### What this task involves
For each line below that holds the word "Tung", make a copy.

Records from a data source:
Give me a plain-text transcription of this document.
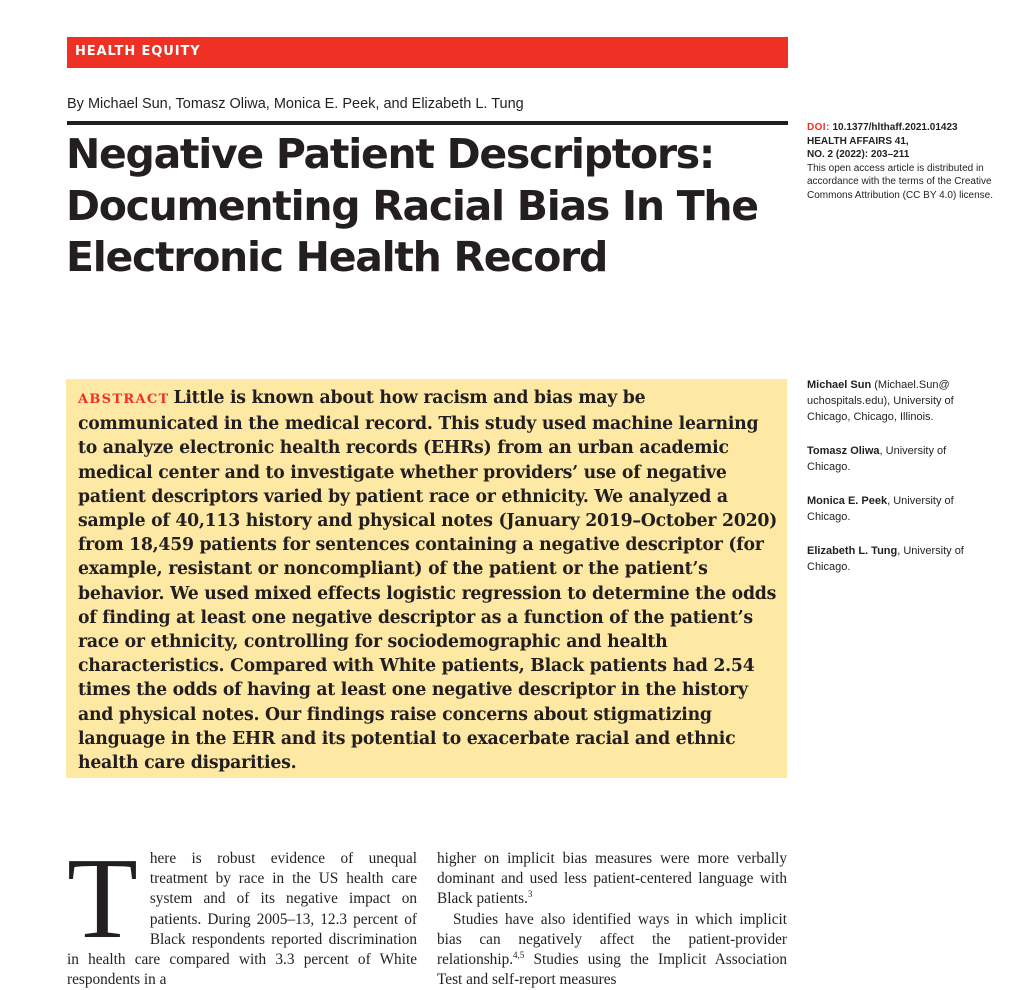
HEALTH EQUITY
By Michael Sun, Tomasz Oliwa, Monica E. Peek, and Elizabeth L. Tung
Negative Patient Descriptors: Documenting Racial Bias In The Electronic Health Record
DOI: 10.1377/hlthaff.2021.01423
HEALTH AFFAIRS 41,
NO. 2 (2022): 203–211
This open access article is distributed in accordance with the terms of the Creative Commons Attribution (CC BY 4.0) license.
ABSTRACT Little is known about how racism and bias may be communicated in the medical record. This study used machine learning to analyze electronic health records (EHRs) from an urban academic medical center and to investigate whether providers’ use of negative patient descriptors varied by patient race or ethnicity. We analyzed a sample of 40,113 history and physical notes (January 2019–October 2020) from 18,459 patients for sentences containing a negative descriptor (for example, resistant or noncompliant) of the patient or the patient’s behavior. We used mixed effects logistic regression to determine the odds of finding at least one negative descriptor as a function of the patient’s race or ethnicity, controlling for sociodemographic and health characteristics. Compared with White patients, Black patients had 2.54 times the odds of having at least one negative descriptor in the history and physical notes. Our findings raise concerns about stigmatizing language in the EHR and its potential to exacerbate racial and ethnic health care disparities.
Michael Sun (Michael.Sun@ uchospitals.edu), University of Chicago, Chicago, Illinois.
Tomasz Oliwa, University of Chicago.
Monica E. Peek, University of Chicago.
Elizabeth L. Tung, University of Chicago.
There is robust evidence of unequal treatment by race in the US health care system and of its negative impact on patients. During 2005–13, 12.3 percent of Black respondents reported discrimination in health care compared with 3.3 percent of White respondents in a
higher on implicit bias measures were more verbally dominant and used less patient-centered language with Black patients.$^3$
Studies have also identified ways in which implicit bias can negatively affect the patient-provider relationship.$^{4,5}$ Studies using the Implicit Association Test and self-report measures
---
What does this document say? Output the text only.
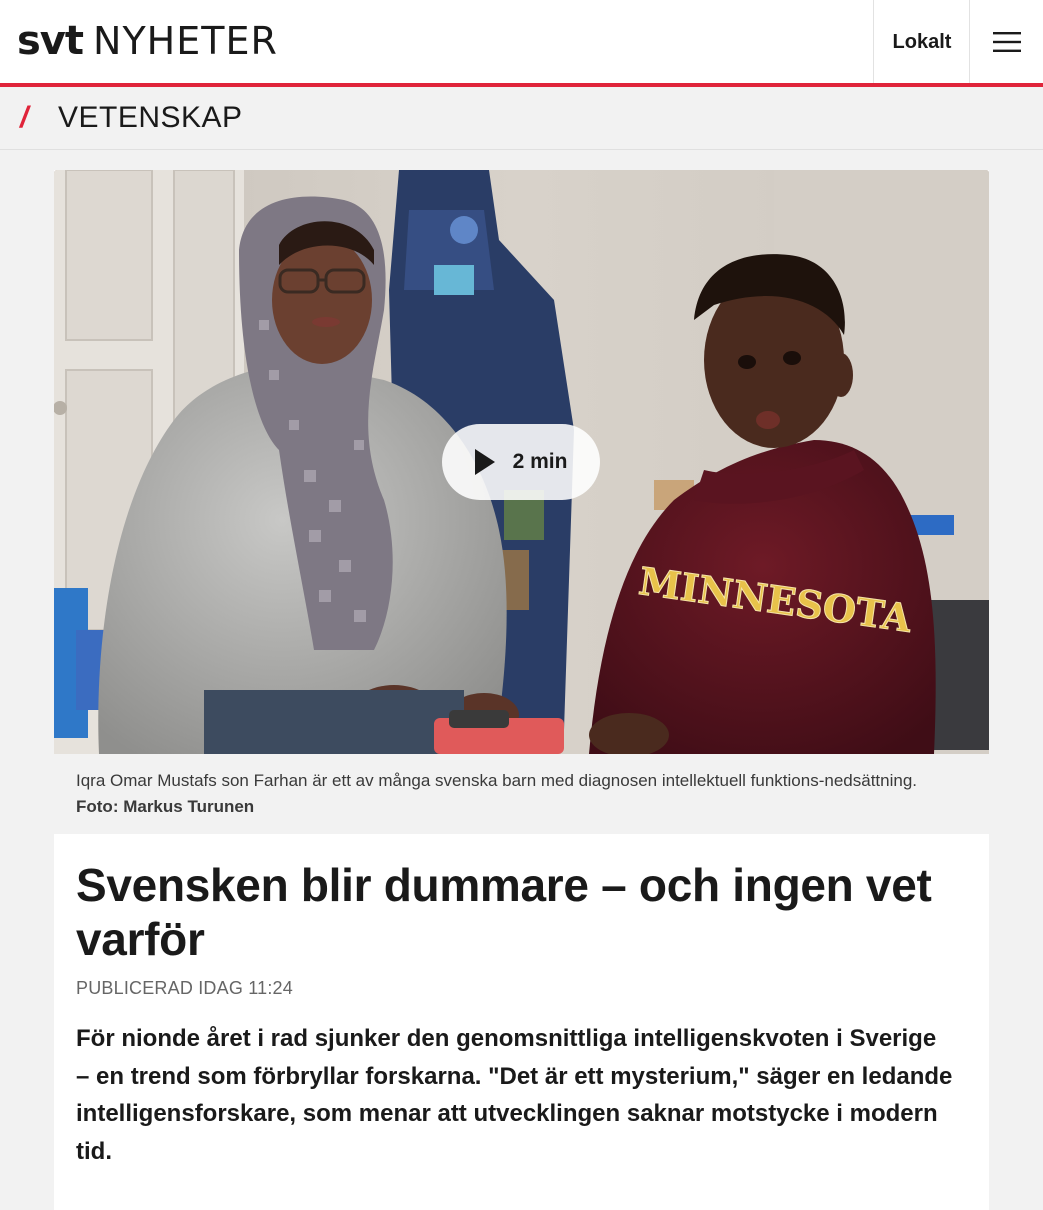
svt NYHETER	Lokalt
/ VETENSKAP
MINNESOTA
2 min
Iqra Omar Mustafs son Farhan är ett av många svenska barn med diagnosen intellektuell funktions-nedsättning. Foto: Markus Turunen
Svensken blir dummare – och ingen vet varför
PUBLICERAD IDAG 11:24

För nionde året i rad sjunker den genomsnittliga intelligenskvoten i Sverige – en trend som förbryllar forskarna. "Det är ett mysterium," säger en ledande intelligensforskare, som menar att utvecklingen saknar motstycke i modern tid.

### Exercise answer
By Michael Sun, Tomasz Oliwa, Monica E. Peek, and Elizabeth L. Tung
Elizabeth L. Tung, University of Chicago.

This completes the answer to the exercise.